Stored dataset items
------------------------------------

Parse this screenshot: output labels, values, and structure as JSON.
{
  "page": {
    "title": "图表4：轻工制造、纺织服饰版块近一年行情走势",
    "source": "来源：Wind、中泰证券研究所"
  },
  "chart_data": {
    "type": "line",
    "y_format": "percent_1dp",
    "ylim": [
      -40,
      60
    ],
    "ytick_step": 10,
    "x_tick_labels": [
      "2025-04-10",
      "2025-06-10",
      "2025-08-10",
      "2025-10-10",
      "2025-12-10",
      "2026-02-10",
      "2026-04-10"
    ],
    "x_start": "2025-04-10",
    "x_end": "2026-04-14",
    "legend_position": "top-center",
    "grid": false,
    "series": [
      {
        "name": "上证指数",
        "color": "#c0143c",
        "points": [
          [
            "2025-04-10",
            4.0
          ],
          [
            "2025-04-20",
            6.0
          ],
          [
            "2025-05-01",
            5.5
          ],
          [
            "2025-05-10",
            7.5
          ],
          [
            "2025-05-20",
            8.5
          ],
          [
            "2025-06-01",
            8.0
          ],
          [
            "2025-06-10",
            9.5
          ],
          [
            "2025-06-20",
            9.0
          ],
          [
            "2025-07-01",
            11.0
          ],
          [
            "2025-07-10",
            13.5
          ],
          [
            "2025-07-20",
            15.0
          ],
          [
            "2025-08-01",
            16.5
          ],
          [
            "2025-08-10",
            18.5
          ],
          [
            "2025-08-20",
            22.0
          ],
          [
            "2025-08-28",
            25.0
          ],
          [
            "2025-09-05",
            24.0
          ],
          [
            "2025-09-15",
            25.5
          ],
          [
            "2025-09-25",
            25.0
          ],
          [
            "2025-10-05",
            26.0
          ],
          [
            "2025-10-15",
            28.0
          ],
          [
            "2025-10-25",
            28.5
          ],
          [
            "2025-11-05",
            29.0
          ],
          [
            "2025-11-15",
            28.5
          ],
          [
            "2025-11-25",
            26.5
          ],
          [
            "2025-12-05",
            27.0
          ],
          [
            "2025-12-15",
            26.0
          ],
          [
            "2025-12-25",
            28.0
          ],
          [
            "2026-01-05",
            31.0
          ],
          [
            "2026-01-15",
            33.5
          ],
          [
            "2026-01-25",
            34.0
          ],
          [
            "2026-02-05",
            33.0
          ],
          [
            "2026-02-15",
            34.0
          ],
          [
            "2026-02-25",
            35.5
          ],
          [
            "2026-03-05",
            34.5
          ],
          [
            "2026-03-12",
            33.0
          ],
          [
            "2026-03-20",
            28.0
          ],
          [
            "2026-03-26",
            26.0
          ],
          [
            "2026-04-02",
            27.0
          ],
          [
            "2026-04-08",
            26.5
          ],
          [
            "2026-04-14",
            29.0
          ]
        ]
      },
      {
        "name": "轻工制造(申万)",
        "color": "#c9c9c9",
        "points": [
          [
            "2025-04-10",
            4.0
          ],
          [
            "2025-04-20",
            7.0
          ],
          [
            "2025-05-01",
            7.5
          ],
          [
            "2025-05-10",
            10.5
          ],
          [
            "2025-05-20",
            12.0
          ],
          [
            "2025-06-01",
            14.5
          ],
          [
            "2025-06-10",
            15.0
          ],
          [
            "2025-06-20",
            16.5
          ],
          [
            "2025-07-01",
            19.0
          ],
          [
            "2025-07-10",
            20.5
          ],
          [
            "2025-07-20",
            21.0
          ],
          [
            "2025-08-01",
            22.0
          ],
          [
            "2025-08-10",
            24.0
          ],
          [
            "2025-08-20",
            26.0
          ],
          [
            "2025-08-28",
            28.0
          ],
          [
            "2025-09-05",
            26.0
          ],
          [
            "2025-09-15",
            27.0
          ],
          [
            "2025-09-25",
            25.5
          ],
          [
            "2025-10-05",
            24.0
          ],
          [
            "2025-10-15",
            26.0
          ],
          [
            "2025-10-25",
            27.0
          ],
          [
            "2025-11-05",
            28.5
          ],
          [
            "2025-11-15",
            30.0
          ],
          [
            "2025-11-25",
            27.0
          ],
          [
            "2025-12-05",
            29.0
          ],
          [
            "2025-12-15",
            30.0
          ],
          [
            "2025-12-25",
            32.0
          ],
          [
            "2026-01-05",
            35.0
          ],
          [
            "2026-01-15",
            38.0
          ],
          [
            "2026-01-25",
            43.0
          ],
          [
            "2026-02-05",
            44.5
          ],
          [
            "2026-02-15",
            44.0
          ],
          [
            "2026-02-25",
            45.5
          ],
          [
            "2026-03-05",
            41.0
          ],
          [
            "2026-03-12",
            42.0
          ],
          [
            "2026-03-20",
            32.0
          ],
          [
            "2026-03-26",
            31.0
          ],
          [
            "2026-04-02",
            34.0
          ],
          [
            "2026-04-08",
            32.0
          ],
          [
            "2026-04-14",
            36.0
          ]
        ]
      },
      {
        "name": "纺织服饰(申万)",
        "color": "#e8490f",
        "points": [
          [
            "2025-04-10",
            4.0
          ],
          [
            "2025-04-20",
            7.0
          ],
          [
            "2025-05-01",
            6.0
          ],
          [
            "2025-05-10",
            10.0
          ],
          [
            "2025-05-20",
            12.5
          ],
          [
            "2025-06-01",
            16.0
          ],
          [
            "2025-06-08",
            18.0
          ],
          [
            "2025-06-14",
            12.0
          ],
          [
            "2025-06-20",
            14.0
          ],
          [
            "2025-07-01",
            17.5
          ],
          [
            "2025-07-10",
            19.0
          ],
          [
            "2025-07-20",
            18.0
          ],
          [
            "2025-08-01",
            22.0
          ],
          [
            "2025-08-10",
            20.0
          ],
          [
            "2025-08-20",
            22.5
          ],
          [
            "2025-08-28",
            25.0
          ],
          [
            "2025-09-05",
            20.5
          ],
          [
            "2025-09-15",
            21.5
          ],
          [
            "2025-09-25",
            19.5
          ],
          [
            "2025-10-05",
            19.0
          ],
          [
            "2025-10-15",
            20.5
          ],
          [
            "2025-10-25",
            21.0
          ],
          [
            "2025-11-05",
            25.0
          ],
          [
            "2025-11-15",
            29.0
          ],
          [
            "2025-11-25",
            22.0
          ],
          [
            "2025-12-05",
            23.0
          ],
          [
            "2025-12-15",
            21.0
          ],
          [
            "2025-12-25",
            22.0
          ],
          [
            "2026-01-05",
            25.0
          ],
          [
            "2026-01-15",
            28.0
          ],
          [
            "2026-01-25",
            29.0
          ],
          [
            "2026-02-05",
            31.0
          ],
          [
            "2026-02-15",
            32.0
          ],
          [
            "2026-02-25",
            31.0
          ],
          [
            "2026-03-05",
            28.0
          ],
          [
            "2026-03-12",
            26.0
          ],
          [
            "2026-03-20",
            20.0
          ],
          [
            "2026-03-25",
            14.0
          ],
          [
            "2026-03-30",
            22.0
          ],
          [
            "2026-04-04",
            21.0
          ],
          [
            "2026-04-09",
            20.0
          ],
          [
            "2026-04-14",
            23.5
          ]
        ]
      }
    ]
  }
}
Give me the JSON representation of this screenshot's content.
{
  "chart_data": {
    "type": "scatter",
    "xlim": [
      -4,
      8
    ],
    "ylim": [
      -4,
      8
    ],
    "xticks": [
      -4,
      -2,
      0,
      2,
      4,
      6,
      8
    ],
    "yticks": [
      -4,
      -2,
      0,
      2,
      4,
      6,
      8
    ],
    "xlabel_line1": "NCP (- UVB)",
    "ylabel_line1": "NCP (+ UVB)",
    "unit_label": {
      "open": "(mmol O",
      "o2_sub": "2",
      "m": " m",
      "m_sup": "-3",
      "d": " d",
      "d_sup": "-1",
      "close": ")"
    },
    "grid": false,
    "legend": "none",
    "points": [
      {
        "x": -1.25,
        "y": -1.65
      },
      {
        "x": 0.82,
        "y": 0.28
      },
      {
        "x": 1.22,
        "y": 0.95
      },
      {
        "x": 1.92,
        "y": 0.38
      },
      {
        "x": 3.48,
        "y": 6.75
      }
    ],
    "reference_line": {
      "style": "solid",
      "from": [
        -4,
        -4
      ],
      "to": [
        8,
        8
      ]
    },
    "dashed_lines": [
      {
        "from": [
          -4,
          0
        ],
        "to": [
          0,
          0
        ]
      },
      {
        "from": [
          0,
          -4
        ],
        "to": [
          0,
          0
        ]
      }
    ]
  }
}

------------------------------------

Out of the preceding entries, pull every line containing the string "JSON".

Parse this screenshot: output labels, values, and structure as JSON.
Give me the JSON representation of this screenshot's content.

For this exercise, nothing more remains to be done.